Count lines holding the string "image" in the data that follows. Reply with one number only.

━━━ Supplied entries

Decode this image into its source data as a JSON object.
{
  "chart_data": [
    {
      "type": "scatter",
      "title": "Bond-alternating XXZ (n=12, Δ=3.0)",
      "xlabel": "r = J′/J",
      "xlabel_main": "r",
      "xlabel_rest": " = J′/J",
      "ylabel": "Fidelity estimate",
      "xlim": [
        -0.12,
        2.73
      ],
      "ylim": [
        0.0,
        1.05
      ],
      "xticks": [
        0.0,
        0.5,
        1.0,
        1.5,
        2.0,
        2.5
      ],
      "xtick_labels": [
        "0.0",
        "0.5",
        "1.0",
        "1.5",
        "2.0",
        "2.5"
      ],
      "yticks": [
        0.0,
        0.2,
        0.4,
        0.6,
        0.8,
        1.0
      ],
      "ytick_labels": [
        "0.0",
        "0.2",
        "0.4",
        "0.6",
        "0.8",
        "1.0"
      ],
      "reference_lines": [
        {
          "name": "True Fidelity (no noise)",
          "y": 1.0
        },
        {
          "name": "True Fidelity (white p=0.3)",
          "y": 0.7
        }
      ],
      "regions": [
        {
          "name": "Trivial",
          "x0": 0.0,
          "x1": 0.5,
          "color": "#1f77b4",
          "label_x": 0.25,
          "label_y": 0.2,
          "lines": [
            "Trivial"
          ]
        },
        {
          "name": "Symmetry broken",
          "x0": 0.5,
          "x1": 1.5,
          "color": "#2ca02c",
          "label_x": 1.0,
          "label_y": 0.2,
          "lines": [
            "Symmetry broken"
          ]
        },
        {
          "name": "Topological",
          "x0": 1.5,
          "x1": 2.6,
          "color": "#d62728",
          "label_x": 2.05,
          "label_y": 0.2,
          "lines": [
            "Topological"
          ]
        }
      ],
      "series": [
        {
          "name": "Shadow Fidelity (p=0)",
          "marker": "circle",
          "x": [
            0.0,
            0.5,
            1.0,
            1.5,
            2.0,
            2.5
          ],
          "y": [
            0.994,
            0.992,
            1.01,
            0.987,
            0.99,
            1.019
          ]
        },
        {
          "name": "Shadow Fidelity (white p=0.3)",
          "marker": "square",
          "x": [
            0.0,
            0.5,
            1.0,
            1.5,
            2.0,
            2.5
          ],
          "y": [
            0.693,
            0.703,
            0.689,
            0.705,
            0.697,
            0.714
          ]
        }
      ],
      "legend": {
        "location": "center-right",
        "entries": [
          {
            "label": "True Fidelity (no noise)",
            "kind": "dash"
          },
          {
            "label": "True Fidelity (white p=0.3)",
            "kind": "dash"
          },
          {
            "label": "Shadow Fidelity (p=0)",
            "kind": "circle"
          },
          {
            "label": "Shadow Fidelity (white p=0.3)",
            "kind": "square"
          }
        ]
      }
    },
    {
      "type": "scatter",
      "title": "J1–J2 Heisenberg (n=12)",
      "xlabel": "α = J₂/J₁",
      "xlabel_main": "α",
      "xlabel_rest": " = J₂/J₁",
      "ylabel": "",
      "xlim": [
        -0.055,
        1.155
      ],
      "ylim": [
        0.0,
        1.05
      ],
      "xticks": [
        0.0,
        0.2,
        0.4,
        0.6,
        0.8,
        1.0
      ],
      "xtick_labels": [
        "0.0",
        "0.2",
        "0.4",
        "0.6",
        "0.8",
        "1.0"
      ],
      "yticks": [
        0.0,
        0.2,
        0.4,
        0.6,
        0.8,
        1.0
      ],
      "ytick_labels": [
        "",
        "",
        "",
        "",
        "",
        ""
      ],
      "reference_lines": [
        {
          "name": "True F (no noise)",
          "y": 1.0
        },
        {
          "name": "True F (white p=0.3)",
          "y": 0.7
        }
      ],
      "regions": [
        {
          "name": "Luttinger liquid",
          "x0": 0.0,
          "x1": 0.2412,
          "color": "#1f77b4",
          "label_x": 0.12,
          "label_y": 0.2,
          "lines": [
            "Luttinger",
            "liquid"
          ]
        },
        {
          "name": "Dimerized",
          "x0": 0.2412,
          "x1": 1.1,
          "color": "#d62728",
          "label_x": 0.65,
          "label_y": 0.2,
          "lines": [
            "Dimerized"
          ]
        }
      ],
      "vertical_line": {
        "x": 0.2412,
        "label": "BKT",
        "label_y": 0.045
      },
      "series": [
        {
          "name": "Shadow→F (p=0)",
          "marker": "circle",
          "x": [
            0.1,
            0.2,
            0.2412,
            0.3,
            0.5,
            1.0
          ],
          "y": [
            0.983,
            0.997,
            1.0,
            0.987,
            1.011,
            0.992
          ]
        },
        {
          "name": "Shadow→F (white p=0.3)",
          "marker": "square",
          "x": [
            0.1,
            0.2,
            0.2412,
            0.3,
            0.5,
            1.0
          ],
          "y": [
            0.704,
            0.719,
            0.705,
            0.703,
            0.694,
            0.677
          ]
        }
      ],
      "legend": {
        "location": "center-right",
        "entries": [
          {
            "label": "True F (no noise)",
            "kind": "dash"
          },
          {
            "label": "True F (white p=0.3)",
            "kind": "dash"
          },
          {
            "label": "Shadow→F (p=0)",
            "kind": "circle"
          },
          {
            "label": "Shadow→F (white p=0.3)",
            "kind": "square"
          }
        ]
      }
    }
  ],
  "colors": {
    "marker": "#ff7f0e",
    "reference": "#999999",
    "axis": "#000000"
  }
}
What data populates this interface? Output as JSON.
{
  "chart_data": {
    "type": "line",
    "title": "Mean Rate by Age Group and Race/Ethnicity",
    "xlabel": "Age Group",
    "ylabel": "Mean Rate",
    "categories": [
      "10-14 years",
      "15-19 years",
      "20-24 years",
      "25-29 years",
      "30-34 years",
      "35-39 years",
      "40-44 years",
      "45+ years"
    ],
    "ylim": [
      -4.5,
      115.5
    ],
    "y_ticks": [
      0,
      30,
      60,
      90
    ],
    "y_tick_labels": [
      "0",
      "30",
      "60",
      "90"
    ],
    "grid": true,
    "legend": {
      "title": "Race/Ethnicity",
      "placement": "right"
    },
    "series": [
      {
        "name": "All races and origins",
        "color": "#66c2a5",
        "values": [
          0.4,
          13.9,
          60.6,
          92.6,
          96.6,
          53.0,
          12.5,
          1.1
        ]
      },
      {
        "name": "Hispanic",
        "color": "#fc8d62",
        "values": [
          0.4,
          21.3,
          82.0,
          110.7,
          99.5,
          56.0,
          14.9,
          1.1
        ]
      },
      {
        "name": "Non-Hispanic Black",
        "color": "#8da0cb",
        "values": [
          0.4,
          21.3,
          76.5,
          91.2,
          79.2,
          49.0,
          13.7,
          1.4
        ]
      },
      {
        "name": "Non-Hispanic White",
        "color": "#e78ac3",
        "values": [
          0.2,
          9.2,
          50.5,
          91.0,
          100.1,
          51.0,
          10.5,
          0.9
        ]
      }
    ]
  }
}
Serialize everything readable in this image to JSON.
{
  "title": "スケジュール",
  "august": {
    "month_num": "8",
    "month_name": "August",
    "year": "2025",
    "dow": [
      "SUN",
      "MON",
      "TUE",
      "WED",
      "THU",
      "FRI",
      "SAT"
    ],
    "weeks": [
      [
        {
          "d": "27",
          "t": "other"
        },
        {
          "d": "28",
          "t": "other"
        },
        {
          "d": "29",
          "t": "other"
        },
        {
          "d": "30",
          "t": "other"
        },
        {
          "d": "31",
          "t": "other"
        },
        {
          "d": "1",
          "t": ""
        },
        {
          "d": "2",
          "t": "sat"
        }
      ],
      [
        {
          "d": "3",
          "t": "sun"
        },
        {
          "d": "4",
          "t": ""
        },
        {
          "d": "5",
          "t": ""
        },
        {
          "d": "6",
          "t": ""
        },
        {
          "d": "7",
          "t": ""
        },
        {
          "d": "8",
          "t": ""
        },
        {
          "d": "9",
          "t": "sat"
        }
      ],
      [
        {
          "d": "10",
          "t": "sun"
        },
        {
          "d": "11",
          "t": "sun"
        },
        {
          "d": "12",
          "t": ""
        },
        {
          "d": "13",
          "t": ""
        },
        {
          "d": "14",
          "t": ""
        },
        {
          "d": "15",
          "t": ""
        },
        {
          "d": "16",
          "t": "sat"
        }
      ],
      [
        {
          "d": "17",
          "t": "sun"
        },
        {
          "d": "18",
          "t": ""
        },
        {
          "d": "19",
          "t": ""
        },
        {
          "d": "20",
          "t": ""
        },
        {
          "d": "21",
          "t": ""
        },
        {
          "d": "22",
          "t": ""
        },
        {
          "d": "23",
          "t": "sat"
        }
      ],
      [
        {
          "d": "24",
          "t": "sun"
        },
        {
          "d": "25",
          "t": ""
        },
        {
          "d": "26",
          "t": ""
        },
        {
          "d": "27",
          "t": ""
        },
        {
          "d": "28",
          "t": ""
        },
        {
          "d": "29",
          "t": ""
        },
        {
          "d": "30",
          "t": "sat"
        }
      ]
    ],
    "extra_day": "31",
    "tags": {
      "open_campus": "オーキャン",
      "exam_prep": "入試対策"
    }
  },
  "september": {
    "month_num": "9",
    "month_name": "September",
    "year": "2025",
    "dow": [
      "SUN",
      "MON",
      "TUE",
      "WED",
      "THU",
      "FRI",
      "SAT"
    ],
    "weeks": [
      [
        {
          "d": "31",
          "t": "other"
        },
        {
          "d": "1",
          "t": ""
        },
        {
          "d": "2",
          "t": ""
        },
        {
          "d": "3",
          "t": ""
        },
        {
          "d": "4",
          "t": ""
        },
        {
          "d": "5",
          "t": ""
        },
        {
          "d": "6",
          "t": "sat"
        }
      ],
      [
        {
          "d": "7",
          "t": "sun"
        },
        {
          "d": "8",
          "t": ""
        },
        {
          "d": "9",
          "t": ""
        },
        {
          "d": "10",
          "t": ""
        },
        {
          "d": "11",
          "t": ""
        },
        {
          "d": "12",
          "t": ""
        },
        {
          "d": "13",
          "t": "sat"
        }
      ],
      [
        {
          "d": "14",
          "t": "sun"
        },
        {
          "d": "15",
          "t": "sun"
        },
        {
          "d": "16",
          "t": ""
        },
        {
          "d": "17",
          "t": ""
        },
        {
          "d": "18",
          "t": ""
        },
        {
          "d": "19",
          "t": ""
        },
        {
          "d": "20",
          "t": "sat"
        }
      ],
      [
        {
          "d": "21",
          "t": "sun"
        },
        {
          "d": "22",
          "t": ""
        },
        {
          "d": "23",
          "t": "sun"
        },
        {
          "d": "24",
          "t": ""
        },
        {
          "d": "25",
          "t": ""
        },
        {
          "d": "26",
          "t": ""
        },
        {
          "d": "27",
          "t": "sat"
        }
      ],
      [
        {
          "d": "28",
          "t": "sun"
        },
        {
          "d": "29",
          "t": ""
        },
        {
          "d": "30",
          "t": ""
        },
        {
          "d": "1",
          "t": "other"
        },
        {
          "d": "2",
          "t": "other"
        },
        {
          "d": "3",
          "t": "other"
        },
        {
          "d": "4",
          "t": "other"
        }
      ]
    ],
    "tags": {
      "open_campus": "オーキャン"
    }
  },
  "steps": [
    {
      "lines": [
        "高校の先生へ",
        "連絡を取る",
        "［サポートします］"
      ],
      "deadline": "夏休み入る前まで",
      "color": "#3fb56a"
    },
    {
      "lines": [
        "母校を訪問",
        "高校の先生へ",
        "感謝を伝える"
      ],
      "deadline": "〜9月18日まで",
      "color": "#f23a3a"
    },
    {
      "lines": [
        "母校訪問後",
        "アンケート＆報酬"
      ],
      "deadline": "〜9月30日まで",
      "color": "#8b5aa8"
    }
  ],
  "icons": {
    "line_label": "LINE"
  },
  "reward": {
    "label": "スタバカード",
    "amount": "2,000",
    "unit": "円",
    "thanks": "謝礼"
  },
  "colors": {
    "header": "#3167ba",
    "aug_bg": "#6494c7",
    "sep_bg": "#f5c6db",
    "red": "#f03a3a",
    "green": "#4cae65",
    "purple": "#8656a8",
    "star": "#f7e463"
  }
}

━━━━━━

▶ [Result of this exercise]:
2